### EXERCISE BRIEF
All lines below must be repeated exactly, with the pictures omitted.
┄┄┄┄┄┄┄┄┄┄┄┄┄┄┄┄┄┄┄┄
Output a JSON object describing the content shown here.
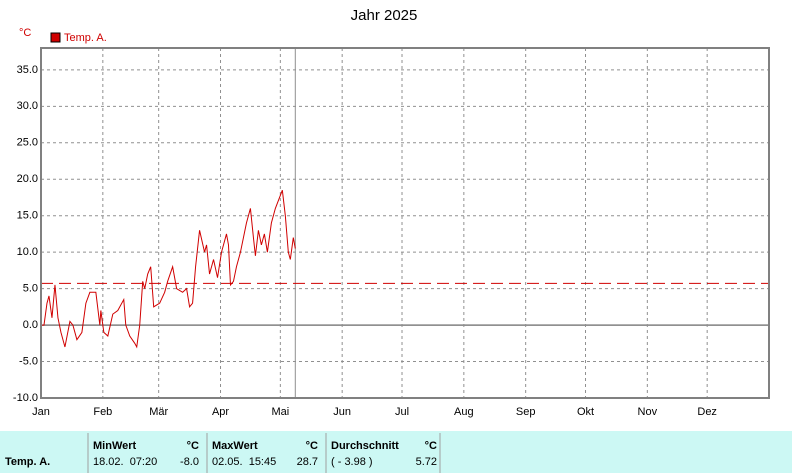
{
  "chart_data": {
    "type": "line",
    "title": "Jahr 2025",
    "ylabel": "°C",
    "series": [
      {
        "name": "Temp. A.",
        "color": "#d00000",
        "x": [
          0,
          1.5,
          3,
          4,
          5.5,
          7,
          8.5,
          10,
          12,
          14.5,
          16,
          18,
          20.5,
          22.5,
          24.5,
          27.5,
          29.5,
          30,
          31.5,
          33.5,
          36,
          38.5,
          41.5,
          42.5,
          44.5,
          47,
          48,
          49.5,
          51,
          52,
          53.5,
          55,
          56.5,
          59.5,
          62,
          63.5,
          66,
          68,
          71,
          73,
          74.5,
          76,
          77.5,
          79.5,
          82,
          83,
          84.5,
          86.5,
          88.5,
          90.5,
          93,
          94,
          95,
          96.5,
          98,
          100,
          103,
          105,
          106.5,
          107.5,
          109,
          110.5,
          112,
          113.5,
          115.5,
          117.5,
          121,
          122.5,
          124,
          125,
          126.5,
          127.5
        ],
        "values": [
          0,
          0,
          3,
          4,
          1,
          5.5,
          1,
          -1,
          -3,
          0.5,
          0,
          -2,
          -1,
          3,
          4.5,
          4.5,
          0,
          2,
          -1,
          -1.5,
          1.5,
          2,
          3.5,
          0,
          -1.5,
          -2.5,
          -3,
          0,
          6,
          5,
          7,
          8,
          2.5,
          3,
          4.5,
          6,
          8,
          5,
          4.5,
          5,
          2.5,
          3,
          8,
          13,
          10,
          11,
          7,
          9,
          6.5,
          10,
          12.5,
          11,
          5.5,
          6,
          8,
          10,
          14,
          16,
          12,
          9.5,
          13,
          11,
          12.5,
          10,
          14,
          16,
          18.5,
          15,
          10,
          9,
          12,
          10.5
        ]
      }
    ],
    "xlim": [
      0,
      365
    ],
    "xticks": [
      {
        "value": 0,
        "label": "Jan"
      },
      {
        "value": 31,
        "label": "Feb"
      },
      {
        "value": 59,
        "label": "Mär"
      },
      {
        "value": 90,
        "label": "Apr"
      },
      {
        "value": 120,
        "label": "Mai"
      },
      {
        "value": 151,
        "label": "Jun"
      },
      {
        "value": 181,
        "label": "Jul"
      },
      {
        "value": 212,
        "label": "Aug"
      },
      {
        "value": 243,
        "label": "Sep"
      },
      {
        "value": 273,
        "label": "Okt"
      },
      {
        "value": 304,
        "label": "Nov"
      },
      {
        "value": 334,
        "label": "Dez"
      }
    ],
    "ylim": [
      -10,
      38
    ],
    "yticks": [
      {
        "value": -10,
        "label": "-10.0"
      },
      {
        "value": -5,
        "label": "-5.0"
      },
      {
        "value": 0,
        "label": "0.0"
      },
      {
        "value": 5,
        "label": "5.0"
      },
      {
        "value": 10,
        "label": "10.0"
      },
      {
        "value": 15,
        "label": "15.0"
      },
      {
        "value": 20,
        "label": "20.0"
      },
      {
        "value": 25,
        "label": "25.0"
      },
      {
        "value": 30,
        "label": "30.0"
      },
      {
        "value": 35,
        "label": "35.0"
      }
    ],
    "grid": true,
    "cursor_x": 127.5,
    "stats": [
      {
        "name": "MinWert",
        "unit": "°C",
        "when": "18.02.  07:20",
        "value": -8.0,
        "label": "-8.0"
      },
      {
        "name": "MaxWert",
        "unit": "°C",
        "when": "02.05.  15:45",
        "value": 28.7,
        "label": "28.7"
      },
      {
        "name": "Durchschnitt",
        "unit": "°C",
        "when": "( - 3.98 )",
        "value": 5.72,
        "label": "5.72"
      }
    ]
  }
}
┄┄┄┄┄┄┄┄┄┄┄┄┄┄┄┄┄┄┄┄
### EXERCISE SOLUTION
Output a JSON object describing the content shown here.
{
  "chart_data": {
    "type": "line",
    "title": "Jahr 2025",
    "ylabel": "°C",
    "series": [
      {
        "name": "Temp. A.",
        "color": "#d00000",
        "x": [
          0,
          1.5,
          3,
          4,
          5.5,
          7,
          8.5,
          10,
          12,
          14.5,
          16,
          18,
          20.5,
          22.5,
          24.5,
          27.5,
          29.5,
          30,
          31.5,
          33.5,
          36,
          38.5,
          41.5,
          42.5,
          44.5,
          47,
          48,
          49.5,
          51,
          52,
          53.5,
          55,
          56.5,
          59.5,
          62,
          63.5,
          66,
          68,
          71,
          73,
          74.5,
          76,
          77.5,
          79.5,
          82,
          83,
          84.5,
          86.5,
          88.5,
          90.5,
          93,
          94,
          95,
          96.5,
          98,
          100,
          103,
          105,
          106.5,
          107.5,
          109,
          110.5,
          112,
          113.5,
          115.5,
          117.5,
          121,
          122.5,
          124,
          125,
          126.5,
          127.5
        ],
        "values": [
          0,
          0,
          3,
          4,
          1,
          5.5,
          1,
          -1,
          -3,
          0.5,
          0,
          -2,
          -1,
          3,
          4.5,
          4.5,
          0,
          2,
          -1,
          -1.5,
          1.5,
          2,
          3.5,
          0,
          -1.5,
          -2.5,
          -3,
          0,
          6,
          5,
          7,
          8,
          2.5,
          3,
          4.5,
          6,
          8,
          5,
          4.5,
          5,
          2.5,
          3,
          8,
          13,
          10,
          11,
          7,
          9,
          6.5,
          10,
          12.5,
          11,
          5.5,
          6,
          8,
          10,
          14,
          16,
          12,
          9.5,
          13,
          11,
          12.5,
          10,
          14,
          16,
          18.5,
          15,
          10,
          9,
          12,
          10.5
        ]
      }
    ],
    "xlim": [
      0,
      365
    ],
    "xticks": [
      {
        "value": 0,
        "label": "Jan"
      },
      {
        "value": 31,
        "label": "Feb"
      },
      {
        "value": 59,
        "label": "Mär"
      },
      {
        "value": 90,
        "label": "Apr"
      },
      {
        "value": 120,
        "label": "Mai"
      },
      {
        "value": 151,
        "label": "Jun"
      },
      {
        "value": 181,
        "label": "Jul"
      },
      {
        "value": 212,
        "label": "Aug"
      },
      {
        "value": 243,
        "label": "Sep"
      },
      {
        "value": 273,
        "label": "Okt"
      },
      {
        "value": 304,
        "label": "Nov"
      },
      {
        "value": 334,
        "label": "Dez"
      }
    ],
    "ylim": [
      -10,
      38
    ],
    "yticks": [
      {
        "value": -10,
        "label": "-10.0"
      },
      {
        "value": -5,
        "label": "-5.0"
      },
      {
        "value": 0,
        "label": "0.0"
      },
      {
        "value": 5,
        "label": "5.0"
      },
      {
        "value": 10,
        "label": "10.0"
      },
      {
        "value": 15,
        "label": "15.0"
      },
      {
        "value": 20,
        "label": "20.0"
      },
      {
        "value": 25,
        "label": "25.0"
      },
      {
        "value": 30,
        "label": "30.0"
      },
      {
        "value": 35,
        "label": "35.0"
      }
    ],
    "grid": true,
    "cursor_x": 127.5,
    "stats": [
      {
        "name": "MinWert",
        "unit": "°C",
        "when": "18.02.  07:20",
        "value": -8.0,
        "label": "-8.0"
      },
      {
        "name": "MaxWert",
        "unit": "°C",
        "when": "02.05.  15:45",
        "value": 28.7,
        "label": "28.7"
      },
      {
        "name": "Durchschnitt",
        "unit": "°C",
        "when": "( - 3.98 )",
        "value": 5.72,
        "label": "5.72"
      }
    ]
  }
}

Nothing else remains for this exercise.